§ Excerpted text
^^^^^^^^

While working on a PowerShell script to add users in Azure AD recently, I walked into a situation you will sometimes have as a PowerShell scripter. You need to call some command, but given the input the parameters to supply differs. You could write a couple of “if this-input then this-call-with-these-params” statements, but this would certainly not be labeled as “clean code”.

Splatting is a perfect solution for this! If you don’t know what splatting is, you can read all about it here. In short:

Splatting is a method of passing a collection of parameter values to a command as unit.

If you look at the “New-AzureADUser” command, you can see it has a pretty long list of parameters. It really depends on the input what to pass as parameters. Do we need to set the user’s mobile phone number or address? By setting up a hashtable of parameters to pass, you can easily leave out cetain parameters based on input.

#Set up the parameters that will be passed all the time
$parameters = @{
    GivenName = $firstName 
    Surname = $lastName
    DisplayName = $displayName
    PasswordProfile = $PasswordProfile
    UserPrincipalName = "$($userid)@mycompany.com"
    AccountEnabled = $true
    Department = $departmentName
    CompanyName = "My company"

^^^^^^^^

[Document structure recognition data]
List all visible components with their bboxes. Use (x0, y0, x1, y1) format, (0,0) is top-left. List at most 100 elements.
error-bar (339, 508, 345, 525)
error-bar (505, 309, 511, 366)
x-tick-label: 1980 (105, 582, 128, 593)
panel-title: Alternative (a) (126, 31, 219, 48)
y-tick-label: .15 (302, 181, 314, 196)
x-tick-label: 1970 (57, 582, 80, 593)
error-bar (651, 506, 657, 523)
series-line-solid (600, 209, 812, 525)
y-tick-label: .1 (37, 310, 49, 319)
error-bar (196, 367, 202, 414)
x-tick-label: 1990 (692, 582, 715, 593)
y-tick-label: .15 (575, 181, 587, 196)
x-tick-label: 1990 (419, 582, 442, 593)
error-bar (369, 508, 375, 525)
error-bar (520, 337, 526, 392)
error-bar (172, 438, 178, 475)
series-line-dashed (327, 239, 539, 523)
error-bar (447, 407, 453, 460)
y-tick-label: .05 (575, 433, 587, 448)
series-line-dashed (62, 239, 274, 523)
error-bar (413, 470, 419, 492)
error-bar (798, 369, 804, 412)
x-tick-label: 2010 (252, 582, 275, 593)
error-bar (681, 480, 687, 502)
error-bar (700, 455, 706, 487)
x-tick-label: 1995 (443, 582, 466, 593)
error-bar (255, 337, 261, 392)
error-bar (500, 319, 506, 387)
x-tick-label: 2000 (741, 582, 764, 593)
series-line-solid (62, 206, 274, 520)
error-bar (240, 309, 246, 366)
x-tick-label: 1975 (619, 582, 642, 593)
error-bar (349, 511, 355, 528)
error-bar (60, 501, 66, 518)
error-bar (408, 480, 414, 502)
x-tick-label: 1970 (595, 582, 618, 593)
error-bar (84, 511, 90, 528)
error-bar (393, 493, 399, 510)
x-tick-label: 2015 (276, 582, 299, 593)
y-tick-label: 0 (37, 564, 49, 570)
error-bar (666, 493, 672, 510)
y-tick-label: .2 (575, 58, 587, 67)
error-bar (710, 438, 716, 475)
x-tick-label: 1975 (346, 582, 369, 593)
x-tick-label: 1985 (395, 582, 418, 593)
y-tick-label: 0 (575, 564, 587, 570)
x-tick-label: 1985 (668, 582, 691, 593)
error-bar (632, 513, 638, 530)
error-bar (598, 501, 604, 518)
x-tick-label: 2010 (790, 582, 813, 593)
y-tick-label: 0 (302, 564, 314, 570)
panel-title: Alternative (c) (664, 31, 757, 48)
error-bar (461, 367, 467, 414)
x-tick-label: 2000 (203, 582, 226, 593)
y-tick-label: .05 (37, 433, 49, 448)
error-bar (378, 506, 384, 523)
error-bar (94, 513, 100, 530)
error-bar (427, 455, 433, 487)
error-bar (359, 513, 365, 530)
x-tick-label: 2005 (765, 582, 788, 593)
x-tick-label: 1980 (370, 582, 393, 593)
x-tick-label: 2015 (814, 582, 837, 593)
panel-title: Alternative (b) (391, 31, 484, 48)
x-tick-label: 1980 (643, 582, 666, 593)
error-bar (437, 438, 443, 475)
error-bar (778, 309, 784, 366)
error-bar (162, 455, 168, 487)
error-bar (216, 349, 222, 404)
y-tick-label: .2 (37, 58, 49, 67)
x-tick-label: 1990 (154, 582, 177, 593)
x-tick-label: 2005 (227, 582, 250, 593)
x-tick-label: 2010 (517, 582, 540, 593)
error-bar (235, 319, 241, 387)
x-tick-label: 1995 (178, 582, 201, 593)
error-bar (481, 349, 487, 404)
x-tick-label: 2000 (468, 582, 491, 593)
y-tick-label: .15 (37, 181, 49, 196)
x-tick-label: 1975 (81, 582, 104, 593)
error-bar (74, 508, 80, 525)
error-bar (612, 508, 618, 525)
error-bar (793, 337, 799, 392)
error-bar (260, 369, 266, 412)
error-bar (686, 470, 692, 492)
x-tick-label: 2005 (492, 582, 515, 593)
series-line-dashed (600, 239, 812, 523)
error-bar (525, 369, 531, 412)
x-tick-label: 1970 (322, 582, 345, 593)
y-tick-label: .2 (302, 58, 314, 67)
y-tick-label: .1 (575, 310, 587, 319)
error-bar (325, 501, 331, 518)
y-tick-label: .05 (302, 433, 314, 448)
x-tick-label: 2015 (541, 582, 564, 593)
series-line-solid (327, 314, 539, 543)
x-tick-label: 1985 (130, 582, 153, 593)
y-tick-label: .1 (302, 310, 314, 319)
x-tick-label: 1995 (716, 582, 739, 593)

^^^^^^^^

§ Tasks for this exercise
a) Reproduce everything in the PowerShell splatting text from "Splatting is a perfect" down to "based on input.".
b) Using the PowerShell splatting text, decide whether each statement agrees with it: (i) The script being written was meant to add users in Azure AD. (ii) Splatting passes parameter values to a command one at a time. (iii) The "New-AzureADUser" command has only a few parameters.
c) Continue the PowerShell splatting text from its last line onward.

§ Your written answers
a)
Splatting is a perfect solution for this! If you don’t know what splatting is, you can read all about it here. In short:

Splatting is a method of passing a collection of parameter values to a command as unit.

If you look at the “New-AzureADUser” command, you can see it has a pretty long list of parameters. It really depends on the input what to pass as parameters. Do we need to set the user’s mobile phone number or address? By setting up a hashtable of parameters to pass, you can easily leave out cetain parameters based on input.

b)
(i) Yes: "While working on a PowerShell script to add users in Azure AD recently".
(ii) No: "Splatting is a method of passing a collection of parameter values to a command as unit."
(iii) No: "you can see it has a pretty long list of parameters".

c)
    Country = "NL"
}

#Add additional parameters if needed
if (![string]::IsNullOrEmpty($jobTitle)) {
    $parameters.Add("JobTitle", $jobTitle)
}
if (![string]::IsNullOrEmpty($street)) {
    $parameters.Add("StreetAddress", "$street $houseNo".Trim())
}
if (![string]::IsNullOrEmpty($postalCode)) {
    $parameters.Add("PostalCode", $postalCode)
}
#etc.

In this example I first create a hash table with the parameters I’d like to add in any case and afterwards I add additional parameters where needed. Last thing to do is passing the hash table to the command like this (Note the @ instead of $):

$newUser = New-AzureADUser @parameters

A positive side effect is that the code is much easier to read than providing a long list of parameters to a command, often divided over multiple lines.